* [Document excerpt]

--------------------------------

He believed in a few choice elite spreading the wealth to the poor, since “the laws upon which civilization is founded” had given society’s wealth to that group (Carnegie). Inheritors erred and squandered their bequests, since only the original businessmen had the “superior wisdom, experience, and ability” to earn such large fortunes (Carnegie). The working class could receive monetary assistance, but the most prosperous men, with the most power in lawmaking, decided there was no use in improving laborers’ conditions if they couldn’t rise out of poverty themselves.
As the wealthy lived in luxury during the Gilded Age, unsympathetic to the plight of the uneducated masses, these men suffering from fires and starvation began the labor movement themselves in search of change. The Knights of Labor, founded in 1869, advocated republicanism as it strove for its goal of employee-run cooperatives with fair payment, a minimum working age, and gender equality. The group worked to secure “the organization and direction, by co-operative effort, of the power of the industrial classes” in order to achieve these mighty objectives (“Knights” 72).
Their weapon of choice was strikes, or at least the threat of them. Combined with trade unions, the workers gained a potent weapon through their organization. However, the Knights were idealists, insisting on radical ideas such as that all laws must “bear equally upon capital and labor”, and were unwilling to yield in their quest to equalize capitalists and laborers (“Knights” 73). Thus the more realistic trade unions such as the American Federation of Labor began to replace the Knights. Unionists such as Samuel Gompers worked for smaller causes, such as an eight-hour workday.

--------------------------------

* [Record list]
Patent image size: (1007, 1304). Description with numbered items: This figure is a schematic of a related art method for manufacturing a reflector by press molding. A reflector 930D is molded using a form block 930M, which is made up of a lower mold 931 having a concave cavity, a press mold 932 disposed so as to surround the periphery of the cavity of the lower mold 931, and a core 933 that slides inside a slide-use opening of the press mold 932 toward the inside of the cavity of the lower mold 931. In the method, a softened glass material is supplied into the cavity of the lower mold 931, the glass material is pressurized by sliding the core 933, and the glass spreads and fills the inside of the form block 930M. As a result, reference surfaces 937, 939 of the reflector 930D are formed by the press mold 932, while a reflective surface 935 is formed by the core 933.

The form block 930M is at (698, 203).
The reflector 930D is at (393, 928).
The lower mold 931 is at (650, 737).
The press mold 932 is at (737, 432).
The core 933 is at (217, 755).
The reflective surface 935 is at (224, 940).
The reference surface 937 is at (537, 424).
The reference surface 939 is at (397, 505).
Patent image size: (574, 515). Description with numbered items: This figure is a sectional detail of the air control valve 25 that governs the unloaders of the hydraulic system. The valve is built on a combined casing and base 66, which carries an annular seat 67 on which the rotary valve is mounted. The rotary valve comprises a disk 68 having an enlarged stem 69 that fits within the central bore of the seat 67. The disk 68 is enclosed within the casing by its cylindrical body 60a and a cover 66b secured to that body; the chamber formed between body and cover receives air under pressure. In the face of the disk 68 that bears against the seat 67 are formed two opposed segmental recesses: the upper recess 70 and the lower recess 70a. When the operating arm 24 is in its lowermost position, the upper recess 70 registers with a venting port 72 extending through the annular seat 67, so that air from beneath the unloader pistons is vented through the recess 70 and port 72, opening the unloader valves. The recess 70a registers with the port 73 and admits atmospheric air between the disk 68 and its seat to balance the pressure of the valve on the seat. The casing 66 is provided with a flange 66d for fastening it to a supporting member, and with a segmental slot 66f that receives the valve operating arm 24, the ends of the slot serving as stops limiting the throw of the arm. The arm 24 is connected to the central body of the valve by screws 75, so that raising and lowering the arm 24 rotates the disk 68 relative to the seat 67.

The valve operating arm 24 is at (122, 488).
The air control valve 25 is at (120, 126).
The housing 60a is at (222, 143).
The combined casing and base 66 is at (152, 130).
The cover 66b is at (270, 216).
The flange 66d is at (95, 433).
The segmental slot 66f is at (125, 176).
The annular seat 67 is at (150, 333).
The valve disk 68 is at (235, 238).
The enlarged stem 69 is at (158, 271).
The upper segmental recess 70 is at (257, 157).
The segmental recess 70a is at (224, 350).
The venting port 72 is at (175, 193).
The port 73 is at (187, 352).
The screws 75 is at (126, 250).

--------------------------------

* [Complete the following]
**a.** In the rows from the first one through the row containing "The core 933 is at (217, 755).", both included, replace "press molding" with "compression molding" and give back only those rows, otherwise unchanged.
**b.** Extend the passage on the Gilded Age labor movement, picking up after its last sentence.

* [Task-by-task results]
**a.**
Patent image size: (1007, 1304). Description with numbered items: This figure is a schematic of a related art method for manufacturing a reflector by compression molding. A reflector 930D is molded using a form block 930M, which is made up of a lower mold 931 having a concave cavity, a press mold 932 disposed so as to surround the periphery of the cavity of the lower mold 931, and a core 933 that slides inside a slide-use opening of the press mold 932 toward the inside of the cavity of the lower mold 931. In the method, a softened glass material is supplied into the cavity of the lower mold 931, the glass material is pressurized by sliding the core 933, and the glass spreads and fills the inside of the form block 930M. As a result, reference surfaces 937, 939 of the reflector 930D are formed by the press mold 932, while a reflective surface 935 is formed by the core 933.

The form block 930M is at (698, 203).
The reflector 930D is at (393, 928).
The lower mold 931 is at (650, 737).
The press mold 932 is at (737, 432).
The core 933 is at (217, 755).

**b.**
Claiming that shorter workdays would promote innovation and enhance industrial progress, Gompers convinced the public that an eight-hour workday would reduce labor to create “more advancement and intelligence, and a nobler race of people” (“Unionist” 74). Yet rhetoric was only rhetoric; the only way to combat big business was through strikes. Theoretically the strike was an effective tool, but in practice it was more often a failure. Strikers only held the power of collective bargaining if all employees left their posts and barricaded their replacement scabs.
But many of the best workers initially resisted joining unions, as exemplified by Jurgis in Upton Sinclair’s portrayal of Chicago’s meatpacking industry. An immigrant fresh from Europe, Jurgis was a strong man who believed in Social Darwinism because he could do the strenuous butchering work. He believed the union was for weaklings, and “if they couldn’t do it, let them go somewhere else” (Sinclair 61). Even when the strike did succeed, arbitration between unions and managers still left workers with the short end of the stick.
The Triangle Shirtwaist Factory beseeched members of the Women’s Trade Union League to return after the Triangle Shirtwaist Fire, luring them with promises of safety improvements that turned out to be hollow once the trusting girls returned to work (Mitelman 83). Yet workers could not know if changes would be implemented until they broke the strike, and once they did a new strike would be even more difficult to organize. The government too would rush to aid big business during strikes. In the Great Railroad Strike of 1877, hoodlums burned the Pennsylvania Railroad Company trains in a riot.
The government charged the strikers with arson and rioting, “although it was common knowledge that it was not they who instigated the fire” (Jones 32). Deputy sheriffs hired by the Pittsburgh mayor created chaos in the city, but they too charged the results of their conduct to the strikers (Jones 32). Eventually quelled by federal troops, the riot was an example of federal government using court actions and anti-labor legislation to show that it supported industry above the common worker. Although the federal and state governments remained unconcerned with the working class, local political machines recognized their difficulties.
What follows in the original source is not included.